→ **WHAT THE TASK ASKS**
Filter out everything except lines holding "ylabel".

------------

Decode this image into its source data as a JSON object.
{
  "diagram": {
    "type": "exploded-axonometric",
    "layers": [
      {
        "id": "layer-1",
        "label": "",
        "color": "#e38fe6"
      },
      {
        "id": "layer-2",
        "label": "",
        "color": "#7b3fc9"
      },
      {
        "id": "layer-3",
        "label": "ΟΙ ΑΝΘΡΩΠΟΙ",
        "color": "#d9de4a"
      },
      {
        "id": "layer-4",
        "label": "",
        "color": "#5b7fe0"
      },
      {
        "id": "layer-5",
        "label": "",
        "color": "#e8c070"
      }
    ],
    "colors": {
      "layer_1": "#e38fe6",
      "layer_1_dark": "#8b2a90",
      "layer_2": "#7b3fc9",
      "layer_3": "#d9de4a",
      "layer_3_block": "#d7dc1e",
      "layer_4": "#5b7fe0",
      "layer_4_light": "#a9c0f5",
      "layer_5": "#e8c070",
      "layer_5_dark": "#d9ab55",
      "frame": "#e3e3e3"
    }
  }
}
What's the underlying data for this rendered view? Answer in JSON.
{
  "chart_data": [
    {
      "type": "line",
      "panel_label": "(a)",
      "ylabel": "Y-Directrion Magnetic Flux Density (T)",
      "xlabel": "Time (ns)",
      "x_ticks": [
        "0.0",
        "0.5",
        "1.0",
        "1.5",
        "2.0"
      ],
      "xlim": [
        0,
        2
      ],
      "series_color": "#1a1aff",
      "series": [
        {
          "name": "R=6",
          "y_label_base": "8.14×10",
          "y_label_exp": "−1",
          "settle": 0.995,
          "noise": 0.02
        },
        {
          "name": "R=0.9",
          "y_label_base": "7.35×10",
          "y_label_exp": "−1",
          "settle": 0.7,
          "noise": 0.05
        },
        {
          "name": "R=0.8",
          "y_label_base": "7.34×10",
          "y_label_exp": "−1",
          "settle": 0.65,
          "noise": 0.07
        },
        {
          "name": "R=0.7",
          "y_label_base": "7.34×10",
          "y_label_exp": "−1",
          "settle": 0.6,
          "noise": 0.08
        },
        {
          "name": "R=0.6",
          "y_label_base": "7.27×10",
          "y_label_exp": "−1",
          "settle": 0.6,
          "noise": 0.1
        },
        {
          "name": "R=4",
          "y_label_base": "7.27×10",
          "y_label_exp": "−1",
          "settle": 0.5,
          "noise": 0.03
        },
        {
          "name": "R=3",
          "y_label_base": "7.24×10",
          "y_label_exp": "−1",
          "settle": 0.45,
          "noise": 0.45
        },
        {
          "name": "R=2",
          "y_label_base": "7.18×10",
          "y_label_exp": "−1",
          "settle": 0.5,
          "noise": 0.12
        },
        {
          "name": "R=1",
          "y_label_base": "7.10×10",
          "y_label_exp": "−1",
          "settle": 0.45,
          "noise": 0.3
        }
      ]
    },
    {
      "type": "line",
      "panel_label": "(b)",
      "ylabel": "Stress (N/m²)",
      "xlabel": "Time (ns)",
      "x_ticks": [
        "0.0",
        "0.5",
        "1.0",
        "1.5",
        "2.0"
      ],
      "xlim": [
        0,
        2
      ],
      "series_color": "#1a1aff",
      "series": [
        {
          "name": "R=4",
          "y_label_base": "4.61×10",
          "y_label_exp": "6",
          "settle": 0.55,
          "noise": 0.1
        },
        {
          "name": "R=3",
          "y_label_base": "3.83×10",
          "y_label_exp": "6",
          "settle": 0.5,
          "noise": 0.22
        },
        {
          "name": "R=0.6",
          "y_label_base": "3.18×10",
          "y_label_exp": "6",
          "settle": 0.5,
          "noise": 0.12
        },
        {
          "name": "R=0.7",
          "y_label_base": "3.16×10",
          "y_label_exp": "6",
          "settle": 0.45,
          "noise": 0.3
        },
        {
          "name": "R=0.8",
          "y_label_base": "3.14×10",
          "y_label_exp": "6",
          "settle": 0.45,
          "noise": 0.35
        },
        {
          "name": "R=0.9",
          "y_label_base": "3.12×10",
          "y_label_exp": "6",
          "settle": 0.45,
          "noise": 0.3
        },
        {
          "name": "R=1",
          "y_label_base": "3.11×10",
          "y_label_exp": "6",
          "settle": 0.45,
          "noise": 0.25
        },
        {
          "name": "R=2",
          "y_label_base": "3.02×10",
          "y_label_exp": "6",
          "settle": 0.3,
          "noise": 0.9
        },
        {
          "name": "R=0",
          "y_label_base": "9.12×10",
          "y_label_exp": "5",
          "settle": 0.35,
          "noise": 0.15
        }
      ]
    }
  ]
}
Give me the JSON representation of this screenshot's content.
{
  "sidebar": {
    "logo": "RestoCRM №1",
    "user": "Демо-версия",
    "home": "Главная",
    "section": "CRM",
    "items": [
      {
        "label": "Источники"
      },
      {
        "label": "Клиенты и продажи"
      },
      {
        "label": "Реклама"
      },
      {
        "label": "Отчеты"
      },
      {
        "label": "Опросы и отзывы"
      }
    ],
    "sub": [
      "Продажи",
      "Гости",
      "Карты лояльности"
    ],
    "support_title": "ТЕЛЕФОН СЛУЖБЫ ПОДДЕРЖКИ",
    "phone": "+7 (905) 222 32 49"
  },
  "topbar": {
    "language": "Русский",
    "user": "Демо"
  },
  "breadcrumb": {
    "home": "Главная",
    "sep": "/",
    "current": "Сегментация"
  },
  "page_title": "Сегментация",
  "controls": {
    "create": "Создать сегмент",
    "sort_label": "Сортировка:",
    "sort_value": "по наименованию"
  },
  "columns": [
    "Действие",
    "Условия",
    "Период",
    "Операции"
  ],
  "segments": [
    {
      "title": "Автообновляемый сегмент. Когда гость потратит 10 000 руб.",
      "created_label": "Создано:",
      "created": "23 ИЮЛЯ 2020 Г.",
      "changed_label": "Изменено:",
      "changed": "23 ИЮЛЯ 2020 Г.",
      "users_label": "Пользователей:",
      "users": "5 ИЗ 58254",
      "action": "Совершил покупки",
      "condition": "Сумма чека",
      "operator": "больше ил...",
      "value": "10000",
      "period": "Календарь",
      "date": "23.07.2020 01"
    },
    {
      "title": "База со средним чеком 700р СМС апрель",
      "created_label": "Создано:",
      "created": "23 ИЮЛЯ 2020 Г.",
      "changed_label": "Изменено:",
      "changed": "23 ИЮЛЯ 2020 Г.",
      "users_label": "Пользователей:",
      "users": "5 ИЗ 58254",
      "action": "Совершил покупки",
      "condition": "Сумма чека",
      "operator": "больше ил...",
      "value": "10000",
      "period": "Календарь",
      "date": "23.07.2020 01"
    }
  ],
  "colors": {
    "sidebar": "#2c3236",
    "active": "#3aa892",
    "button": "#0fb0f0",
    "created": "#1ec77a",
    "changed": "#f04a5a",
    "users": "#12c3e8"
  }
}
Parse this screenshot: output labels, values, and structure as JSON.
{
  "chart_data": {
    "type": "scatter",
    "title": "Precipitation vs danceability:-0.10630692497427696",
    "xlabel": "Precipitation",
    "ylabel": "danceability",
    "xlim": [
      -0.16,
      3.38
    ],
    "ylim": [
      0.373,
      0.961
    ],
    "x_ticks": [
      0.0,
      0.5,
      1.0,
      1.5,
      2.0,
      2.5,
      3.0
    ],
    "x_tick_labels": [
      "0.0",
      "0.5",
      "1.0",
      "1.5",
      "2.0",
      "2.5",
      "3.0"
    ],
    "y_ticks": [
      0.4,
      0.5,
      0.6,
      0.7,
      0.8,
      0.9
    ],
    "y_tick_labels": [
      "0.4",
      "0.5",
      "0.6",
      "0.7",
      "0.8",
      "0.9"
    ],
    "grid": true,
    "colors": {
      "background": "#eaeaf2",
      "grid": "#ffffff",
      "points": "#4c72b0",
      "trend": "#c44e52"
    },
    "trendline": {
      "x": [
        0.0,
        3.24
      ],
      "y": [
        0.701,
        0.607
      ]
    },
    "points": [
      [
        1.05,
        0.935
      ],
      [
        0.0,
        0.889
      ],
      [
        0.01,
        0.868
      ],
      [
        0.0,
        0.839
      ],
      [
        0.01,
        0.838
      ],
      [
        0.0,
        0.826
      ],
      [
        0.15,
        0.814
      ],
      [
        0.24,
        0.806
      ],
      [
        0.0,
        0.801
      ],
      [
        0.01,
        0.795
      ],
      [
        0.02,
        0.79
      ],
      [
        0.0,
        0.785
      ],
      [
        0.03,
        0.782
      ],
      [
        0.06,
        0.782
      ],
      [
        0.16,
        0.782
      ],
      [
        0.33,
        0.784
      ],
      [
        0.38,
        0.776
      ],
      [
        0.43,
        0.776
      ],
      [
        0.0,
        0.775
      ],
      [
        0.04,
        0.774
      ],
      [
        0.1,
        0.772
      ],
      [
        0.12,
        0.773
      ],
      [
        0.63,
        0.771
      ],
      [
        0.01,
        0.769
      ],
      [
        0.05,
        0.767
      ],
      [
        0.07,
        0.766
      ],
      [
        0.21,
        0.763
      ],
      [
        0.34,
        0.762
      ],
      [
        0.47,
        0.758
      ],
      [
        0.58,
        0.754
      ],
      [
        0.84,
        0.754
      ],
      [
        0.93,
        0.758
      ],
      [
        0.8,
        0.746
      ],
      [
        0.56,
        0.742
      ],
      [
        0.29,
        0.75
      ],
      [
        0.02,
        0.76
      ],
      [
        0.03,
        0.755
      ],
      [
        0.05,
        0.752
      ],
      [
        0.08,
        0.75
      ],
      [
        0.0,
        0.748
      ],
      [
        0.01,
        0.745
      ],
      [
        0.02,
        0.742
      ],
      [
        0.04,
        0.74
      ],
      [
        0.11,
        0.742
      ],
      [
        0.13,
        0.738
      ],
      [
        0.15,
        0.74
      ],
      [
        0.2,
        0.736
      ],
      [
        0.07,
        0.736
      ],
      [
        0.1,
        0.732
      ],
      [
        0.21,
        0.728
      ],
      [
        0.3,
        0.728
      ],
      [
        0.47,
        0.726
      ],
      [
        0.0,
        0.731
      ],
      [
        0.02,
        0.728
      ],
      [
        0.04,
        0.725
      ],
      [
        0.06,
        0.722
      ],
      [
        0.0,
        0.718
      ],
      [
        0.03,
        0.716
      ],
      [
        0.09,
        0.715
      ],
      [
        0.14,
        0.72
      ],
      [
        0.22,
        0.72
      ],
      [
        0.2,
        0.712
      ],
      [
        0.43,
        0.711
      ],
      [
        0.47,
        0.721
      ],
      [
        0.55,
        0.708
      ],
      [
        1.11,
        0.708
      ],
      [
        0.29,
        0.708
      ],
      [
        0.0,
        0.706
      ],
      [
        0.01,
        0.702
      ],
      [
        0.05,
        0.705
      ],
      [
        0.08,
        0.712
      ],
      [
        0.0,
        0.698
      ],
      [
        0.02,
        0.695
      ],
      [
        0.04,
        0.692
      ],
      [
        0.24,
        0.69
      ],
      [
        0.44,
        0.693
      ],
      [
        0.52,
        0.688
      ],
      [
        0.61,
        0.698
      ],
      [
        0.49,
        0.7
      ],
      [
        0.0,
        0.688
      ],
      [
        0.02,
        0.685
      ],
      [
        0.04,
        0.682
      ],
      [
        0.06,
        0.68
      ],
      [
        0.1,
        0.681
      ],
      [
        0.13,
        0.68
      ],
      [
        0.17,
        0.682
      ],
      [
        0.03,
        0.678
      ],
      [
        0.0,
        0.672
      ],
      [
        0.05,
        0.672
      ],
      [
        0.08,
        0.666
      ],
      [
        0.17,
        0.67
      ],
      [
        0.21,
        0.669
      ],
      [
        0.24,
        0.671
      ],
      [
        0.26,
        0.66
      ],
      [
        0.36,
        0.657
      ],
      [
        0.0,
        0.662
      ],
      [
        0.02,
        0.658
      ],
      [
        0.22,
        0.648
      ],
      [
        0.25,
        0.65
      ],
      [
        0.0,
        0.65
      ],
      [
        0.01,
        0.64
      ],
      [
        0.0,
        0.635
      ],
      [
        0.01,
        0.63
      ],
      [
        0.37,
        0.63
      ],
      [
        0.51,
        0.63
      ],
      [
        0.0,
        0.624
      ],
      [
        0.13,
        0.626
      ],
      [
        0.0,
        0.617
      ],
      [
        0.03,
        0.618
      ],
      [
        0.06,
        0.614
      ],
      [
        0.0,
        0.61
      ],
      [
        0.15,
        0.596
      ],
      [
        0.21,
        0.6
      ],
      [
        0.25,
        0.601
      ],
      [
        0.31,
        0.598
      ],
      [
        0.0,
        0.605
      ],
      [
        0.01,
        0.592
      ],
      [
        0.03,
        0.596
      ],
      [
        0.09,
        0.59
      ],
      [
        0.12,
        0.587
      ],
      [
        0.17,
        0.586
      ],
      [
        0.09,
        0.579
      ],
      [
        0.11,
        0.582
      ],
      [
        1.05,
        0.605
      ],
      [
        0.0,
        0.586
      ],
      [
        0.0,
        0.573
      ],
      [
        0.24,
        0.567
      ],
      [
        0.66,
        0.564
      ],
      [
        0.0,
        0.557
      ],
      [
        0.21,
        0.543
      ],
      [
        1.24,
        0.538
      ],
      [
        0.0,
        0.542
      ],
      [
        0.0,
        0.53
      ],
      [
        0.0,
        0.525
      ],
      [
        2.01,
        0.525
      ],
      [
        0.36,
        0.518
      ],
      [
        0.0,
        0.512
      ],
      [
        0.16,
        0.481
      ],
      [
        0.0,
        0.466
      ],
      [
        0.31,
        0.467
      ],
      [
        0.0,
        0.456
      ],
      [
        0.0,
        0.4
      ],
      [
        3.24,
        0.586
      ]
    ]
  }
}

------------

→ **EXERCISE RESULT**
      "ylabel": "Y-Directrion Magnetic Flux Density (T)",
      "ylabel": "Stress (N/m²)",
    "ylabel": "danceability",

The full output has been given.